(Stored items)

-.-.-

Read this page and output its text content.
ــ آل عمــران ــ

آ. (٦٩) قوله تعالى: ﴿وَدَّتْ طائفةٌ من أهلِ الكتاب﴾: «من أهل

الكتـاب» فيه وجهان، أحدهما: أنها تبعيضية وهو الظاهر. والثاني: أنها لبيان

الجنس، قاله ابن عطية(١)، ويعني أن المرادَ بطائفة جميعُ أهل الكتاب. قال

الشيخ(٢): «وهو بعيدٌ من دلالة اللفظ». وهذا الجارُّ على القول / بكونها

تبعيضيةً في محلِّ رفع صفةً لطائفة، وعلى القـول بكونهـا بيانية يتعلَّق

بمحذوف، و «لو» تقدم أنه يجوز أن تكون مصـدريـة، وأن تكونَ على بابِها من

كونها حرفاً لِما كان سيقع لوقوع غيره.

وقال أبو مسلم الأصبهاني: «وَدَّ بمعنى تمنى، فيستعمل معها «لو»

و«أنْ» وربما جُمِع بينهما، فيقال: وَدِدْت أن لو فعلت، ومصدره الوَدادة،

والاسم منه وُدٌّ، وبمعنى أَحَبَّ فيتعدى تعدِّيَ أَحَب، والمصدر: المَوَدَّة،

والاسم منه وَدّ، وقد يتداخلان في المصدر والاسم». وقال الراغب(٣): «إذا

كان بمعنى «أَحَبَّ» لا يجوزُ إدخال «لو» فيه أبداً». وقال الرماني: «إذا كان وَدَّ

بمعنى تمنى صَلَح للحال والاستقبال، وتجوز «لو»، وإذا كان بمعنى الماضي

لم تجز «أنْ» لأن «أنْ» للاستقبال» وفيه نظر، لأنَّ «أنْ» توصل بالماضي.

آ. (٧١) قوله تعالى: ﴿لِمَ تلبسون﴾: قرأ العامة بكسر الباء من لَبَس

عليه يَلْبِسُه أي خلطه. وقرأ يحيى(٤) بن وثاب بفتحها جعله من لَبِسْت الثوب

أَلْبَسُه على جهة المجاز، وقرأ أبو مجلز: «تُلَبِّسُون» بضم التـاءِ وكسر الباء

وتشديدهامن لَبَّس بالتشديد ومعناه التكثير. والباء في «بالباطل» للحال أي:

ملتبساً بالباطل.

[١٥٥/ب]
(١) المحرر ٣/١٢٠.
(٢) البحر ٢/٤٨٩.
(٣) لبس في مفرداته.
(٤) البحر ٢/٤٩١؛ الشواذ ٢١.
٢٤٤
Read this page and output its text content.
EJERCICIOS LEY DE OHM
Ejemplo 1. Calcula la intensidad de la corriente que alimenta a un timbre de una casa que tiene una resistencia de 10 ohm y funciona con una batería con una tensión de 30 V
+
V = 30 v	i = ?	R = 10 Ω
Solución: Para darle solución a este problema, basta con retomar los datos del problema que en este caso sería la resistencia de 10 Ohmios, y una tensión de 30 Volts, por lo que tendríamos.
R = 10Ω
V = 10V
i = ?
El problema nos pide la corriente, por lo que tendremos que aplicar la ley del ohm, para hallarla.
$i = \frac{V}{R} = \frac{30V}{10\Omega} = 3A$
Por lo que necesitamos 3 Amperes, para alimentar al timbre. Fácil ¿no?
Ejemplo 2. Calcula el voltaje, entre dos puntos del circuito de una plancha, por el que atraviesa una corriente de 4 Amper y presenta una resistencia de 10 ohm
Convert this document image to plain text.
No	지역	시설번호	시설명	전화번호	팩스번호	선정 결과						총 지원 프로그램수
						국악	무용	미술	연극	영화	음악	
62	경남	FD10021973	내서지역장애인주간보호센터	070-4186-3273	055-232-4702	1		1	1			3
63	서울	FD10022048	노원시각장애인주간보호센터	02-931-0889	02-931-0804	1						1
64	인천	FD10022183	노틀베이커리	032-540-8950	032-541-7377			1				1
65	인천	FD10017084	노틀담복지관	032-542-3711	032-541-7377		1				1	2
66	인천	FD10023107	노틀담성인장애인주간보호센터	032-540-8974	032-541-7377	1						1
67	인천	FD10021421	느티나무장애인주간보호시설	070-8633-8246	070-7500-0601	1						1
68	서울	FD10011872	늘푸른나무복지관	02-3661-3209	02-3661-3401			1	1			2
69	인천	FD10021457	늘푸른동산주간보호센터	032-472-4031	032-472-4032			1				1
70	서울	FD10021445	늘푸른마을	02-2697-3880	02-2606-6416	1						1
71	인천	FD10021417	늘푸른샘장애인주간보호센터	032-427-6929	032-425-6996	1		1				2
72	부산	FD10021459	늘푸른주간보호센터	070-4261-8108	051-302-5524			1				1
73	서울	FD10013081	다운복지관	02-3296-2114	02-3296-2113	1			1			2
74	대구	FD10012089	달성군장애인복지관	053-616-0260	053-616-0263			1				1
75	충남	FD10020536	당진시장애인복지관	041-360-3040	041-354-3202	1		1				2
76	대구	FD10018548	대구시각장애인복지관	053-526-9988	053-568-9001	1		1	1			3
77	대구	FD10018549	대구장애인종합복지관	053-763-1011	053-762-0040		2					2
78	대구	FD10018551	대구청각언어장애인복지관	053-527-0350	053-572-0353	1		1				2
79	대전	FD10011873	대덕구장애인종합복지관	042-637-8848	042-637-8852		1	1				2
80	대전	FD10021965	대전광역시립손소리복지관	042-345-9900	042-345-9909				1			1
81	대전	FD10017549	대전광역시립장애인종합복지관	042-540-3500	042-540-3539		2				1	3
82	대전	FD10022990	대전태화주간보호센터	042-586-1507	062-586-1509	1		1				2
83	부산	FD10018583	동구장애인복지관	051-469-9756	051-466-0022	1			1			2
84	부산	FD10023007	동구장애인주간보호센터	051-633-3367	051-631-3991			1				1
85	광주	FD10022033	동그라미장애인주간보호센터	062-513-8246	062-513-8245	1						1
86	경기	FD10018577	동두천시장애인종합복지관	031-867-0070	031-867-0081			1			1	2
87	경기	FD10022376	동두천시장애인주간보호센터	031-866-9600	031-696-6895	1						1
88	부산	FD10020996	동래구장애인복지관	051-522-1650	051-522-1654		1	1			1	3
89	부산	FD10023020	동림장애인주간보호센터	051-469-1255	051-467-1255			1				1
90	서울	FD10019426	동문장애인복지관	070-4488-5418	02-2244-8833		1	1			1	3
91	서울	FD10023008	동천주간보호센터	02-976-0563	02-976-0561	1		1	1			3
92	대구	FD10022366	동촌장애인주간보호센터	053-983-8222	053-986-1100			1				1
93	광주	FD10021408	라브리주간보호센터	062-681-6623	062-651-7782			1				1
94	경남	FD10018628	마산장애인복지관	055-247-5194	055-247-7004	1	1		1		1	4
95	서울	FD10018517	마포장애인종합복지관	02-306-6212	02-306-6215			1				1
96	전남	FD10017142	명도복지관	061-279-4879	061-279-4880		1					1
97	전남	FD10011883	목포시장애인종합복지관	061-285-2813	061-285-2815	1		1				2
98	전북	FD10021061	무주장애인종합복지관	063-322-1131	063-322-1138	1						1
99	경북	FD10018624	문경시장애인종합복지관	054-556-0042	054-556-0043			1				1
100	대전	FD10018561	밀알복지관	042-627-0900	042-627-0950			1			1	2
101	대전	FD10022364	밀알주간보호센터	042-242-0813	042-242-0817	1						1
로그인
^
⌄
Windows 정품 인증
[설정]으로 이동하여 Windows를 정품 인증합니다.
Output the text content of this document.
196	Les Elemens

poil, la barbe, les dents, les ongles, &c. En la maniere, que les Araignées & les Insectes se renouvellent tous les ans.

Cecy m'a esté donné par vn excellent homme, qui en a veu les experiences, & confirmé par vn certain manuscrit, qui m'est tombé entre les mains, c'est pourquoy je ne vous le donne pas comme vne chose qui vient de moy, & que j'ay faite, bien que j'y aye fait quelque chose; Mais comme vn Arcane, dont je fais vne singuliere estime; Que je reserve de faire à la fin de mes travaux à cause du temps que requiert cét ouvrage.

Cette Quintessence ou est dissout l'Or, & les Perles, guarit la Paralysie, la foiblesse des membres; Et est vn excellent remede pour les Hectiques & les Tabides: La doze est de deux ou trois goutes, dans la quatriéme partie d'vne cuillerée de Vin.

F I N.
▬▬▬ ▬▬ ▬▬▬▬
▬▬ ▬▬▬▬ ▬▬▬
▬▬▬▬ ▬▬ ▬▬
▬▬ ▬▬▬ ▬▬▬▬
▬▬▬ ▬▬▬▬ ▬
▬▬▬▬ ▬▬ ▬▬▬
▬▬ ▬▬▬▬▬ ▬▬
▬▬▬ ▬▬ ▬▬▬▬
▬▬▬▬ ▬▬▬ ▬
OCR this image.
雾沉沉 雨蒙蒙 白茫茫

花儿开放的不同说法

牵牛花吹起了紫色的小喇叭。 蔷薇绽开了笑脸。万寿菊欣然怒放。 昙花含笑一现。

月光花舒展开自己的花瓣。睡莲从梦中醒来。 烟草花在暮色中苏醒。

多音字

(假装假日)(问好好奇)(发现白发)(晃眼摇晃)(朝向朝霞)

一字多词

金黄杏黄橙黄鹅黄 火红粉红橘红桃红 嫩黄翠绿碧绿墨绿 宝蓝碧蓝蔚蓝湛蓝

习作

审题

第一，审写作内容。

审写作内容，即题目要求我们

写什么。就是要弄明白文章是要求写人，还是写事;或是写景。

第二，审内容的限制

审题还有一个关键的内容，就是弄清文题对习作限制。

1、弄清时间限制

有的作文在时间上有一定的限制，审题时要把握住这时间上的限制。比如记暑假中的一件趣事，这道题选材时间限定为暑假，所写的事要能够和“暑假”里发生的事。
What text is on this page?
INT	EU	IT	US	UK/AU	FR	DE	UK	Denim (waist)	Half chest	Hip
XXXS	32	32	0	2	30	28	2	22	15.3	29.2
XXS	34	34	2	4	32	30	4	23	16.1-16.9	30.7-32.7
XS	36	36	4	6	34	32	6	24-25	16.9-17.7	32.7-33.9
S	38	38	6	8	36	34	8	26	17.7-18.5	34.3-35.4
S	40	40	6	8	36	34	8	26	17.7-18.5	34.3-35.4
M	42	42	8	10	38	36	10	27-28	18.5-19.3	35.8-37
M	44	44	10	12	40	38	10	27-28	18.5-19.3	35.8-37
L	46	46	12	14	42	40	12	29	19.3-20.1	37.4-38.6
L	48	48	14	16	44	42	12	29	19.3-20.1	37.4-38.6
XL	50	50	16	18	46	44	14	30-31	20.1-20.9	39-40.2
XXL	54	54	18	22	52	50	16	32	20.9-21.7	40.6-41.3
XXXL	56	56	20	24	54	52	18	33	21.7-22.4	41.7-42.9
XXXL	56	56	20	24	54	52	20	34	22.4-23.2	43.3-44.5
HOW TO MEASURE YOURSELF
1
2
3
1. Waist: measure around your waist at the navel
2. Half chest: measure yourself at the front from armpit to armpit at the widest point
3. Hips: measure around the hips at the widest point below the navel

-.-.-

**TASK BRIEF**
Transcribe only the trailing portion of the entries above: the line that contains "What text is on this page?" and each line after it.

**RESPONSE TO THIS EXERCISE**
What text is on this page?
INT	EU	IT	US	UK/AU	FR	DE	UK	Denim (waist)	Half chest	Hip
XXXS	32	32	0	2	30	28	2	22	15.3	29.2
XXS	34	34	2	4	32	30	4	23	16.1-16.9	30.7-32.7
XS	36	36	4	6	34	32	6	24-25	16.9-17.7	32.7-33.9
S	38	38	6	8	36	34	8	26	17.7-18.5	34.3-35.4
S	40	40	6	8	36	34	8	26	17.7-18.5	34.3-35.4
M	42	42	8	10	38	36	10	27-28	18.5-19.3	35.8-37
M	44	44	10	12	40	38	10	27-28	18.5-19.3	35.8-37
L	46	46	12	14	42	40	12	29	19.3-20.1	37.4-38.6
L	48	48	14	16	44	42	12	29	19.3-20.1	37.4-38.6
XL	50	50	16	18	46	44	14	30-31	20.1-20.9	39-40.2
XXL	54	54	18	22	52	50	16	32	20.9-21.7	40.6-41.3
XXXL	56	56	20	24	54	52	18	33	21.7-22.4	41.7-42.9
XXXL	56	56	20	24	54	52	20	34	22.4-23.2	43.3-44.5
HOW TO MEASURE YOURSELF
1
2
3
1. Waist: measure around your waist at the navel
2. Half chest: measure yourself at the front from armpit to armpit at the widest point
3. Hips: measure around the hips at the widest point below the navel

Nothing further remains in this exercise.